### THE REQUEST
Gather up the lines that contain "Basilisk".

[Collected data entries]
-- -- --
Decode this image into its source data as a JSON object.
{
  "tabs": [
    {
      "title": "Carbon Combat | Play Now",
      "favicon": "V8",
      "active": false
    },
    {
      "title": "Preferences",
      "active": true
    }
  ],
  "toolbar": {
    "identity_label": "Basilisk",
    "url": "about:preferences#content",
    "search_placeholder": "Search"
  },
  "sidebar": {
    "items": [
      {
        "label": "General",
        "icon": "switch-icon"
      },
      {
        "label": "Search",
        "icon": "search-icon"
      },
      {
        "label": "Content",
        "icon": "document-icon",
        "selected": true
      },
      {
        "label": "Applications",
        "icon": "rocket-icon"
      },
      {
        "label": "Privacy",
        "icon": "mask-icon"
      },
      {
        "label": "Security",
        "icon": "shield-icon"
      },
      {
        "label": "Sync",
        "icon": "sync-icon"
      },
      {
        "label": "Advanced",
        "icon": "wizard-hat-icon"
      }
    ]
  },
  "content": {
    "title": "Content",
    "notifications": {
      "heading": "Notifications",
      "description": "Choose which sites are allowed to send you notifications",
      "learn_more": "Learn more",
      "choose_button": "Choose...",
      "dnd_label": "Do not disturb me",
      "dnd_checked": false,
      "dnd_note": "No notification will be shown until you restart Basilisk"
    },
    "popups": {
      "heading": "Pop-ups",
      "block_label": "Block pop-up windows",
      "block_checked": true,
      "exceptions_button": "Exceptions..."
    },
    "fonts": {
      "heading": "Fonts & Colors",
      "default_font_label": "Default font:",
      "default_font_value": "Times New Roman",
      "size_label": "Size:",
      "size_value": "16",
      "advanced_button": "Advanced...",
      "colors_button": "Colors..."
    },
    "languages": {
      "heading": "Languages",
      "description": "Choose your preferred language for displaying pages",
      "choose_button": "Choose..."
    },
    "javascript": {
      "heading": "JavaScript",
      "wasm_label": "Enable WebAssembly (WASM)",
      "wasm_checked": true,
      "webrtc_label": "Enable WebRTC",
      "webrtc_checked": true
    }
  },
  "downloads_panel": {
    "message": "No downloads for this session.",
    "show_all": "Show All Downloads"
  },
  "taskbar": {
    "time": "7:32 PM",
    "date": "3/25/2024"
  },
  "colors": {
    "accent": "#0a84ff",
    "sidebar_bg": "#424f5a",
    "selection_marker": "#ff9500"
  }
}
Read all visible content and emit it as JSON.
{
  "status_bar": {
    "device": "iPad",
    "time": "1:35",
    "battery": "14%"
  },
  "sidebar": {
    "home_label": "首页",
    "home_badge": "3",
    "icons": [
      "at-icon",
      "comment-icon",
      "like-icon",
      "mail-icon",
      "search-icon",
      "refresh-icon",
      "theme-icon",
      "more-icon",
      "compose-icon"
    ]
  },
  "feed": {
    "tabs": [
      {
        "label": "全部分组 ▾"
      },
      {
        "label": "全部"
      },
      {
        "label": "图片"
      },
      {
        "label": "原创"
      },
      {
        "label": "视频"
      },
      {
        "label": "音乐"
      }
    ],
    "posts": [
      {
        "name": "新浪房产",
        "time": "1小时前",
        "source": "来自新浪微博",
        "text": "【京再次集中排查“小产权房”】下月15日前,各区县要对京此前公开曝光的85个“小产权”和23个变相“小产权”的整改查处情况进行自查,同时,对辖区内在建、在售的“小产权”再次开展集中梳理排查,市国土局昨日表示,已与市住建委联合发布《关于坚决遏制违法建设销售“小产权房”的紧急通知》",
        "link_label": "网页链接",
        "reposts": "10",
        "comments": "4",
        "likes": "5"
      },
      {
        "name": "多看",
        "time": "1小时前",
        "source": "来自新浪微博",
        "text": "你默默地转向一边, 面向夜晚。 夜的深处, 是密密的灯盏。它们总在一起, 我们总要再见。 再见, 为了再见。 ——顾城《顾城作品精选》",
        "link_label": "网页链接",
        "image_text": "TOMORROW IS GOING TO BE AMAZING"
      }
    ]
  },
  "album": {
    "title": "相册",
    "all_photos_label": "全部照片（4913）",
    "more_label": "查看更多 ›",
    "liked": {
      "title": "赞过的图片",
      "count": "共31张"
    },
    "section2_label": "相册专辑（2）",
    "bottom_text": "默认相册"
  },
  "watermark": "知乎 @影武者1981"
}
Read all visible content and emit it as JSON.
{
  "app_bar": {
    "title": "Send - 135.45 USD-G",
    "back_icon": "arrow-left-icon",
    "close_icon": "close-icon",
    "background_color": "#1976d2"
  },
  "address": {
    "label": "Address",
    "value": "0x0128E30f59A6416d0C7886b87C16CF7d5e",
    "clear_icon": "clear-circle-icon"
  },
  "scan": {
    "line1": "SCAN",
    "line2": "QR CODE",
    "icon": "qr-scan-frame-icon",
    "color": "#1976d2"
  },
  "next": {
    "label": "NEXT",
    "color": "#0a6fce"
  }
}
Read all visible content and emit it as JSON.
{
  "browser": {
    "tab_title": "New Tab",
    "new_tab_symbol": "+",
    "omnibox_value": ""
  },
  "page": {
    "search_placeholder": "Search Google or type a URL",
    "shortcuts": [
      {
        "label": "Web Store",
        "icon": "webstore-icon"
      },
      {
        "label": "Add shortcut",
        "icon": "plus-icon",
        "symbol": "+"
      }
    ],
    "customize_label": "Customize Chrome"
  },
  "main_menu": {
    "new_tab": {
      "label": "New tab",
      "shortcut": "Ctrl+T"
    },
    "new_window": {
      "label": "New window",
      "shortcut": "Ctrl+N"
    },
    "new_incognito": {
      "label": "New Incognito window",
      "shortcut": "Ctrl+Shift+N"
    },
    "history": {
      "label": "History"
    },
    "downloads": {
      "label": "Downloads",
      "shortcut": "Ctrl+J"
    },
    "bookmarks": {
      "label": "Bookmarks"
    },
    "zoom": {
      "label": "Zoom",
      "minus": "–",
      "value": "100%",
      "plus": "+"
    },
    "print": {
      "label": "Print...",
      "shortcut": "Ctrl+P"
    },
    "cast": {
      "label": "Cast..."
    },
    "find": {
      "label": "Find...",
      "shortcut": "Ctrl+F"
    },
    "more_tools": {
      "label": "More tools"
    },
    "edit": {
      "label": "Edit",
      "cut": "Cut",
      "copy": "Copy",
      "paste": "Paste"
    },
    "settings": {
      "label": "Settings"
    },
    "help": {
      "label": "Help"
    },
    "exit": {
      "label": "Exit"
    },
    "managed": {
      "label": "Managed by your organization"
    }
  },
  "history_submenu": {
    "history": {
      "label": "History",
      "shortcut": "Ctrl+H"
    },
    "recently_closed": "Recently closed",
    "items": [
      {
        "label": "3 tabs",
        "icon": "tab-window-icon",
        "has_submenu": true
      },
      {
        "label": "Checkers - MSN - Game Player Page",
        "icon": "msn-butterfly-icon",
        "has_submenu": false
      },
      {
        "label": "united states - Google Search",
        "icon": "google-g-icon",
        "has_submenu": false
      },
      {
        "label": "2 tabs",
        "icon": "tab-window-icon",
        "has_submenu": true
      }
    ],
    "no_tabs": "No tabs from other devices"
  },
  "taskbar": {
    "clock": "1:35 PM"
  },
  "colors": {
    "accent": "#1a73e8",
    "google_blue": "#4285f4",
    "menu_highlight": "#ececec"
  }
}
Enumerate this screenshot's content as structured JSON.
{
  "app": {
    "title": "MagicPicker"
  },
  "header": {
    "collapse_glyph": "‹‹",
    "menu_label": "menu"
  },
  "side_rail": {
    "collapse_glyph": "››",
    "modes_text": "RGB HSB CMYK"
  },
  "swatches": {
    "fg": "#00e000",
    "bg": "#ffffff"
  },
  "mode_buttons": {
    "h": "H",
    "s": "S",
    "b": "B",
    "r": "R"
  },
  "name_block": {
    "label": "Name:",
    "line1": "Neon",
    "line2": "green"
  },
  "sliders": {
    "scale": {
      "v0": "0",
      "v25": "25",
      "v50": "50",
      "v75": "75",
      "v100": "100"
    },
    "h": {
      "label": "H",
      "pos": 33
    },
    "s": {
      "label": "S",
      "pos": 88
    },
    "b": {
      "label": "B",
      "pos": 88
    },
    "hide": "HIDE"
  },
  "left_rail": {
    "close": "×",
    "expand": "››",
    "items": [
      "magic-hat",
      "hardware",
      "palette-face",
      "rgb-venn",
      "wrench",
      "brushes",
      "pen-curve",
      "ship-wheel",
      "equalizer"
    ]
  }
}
-- -- --
### CORRECT RESULT
    "identity_label": "Basilisk",
      "dnd_note": "No notification will be shown until you restart Basilisk"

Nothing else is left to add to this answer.